--- Stored data ---

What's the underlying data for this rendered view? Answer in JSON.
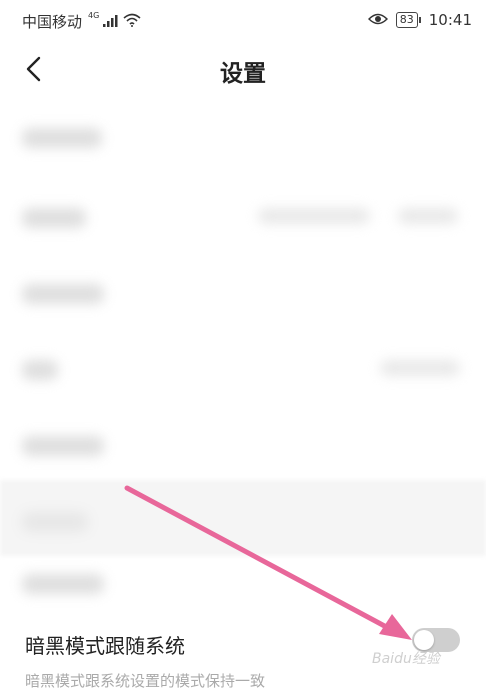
{
  "status_bar": {
    "carrier": "中国移动",
    "network": "4G",
    "battery": "83",
    "time": "10:41"
  },
  "header": {
    "title": "设置",
    "back_icon": "chevron-left-icon"
  },
  "dark_mode": {
    "title": "暗黑模式跟随系统",
    "description": "暗黑模式跟系统设置的模式保持一致",
    "enabled": false
  },
  "watermark": "Baidu经验",
  "colors": {
    "arrow": "#e8679a",
    "toggle_off": "#cfcfcf"
  }
}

---

Copy each line exactly, and leave the pictures out of your copy.

What's the underlying data for this rendered view? Answer in JSON.
{
  "status_bar": {
    "carrier": "中国移动",
    "network": "4G",
    "battery": "83",
    "time": "10:41"
  },
  "header": {
    "title": "设置",
    "back_icon": "chevron-left-icon"
  },
  "dark_mode": {
    "title": "暗黑模式跟随系统",
    "description": "暗黑模式跟系统设置的模式保持一致",
    "enabled": false
  },
  "watermark": "Baidu经验",
  "colors": {
    "arrow": "#e8679a",
    "toggle_off": "#cfcfcf"
  }
}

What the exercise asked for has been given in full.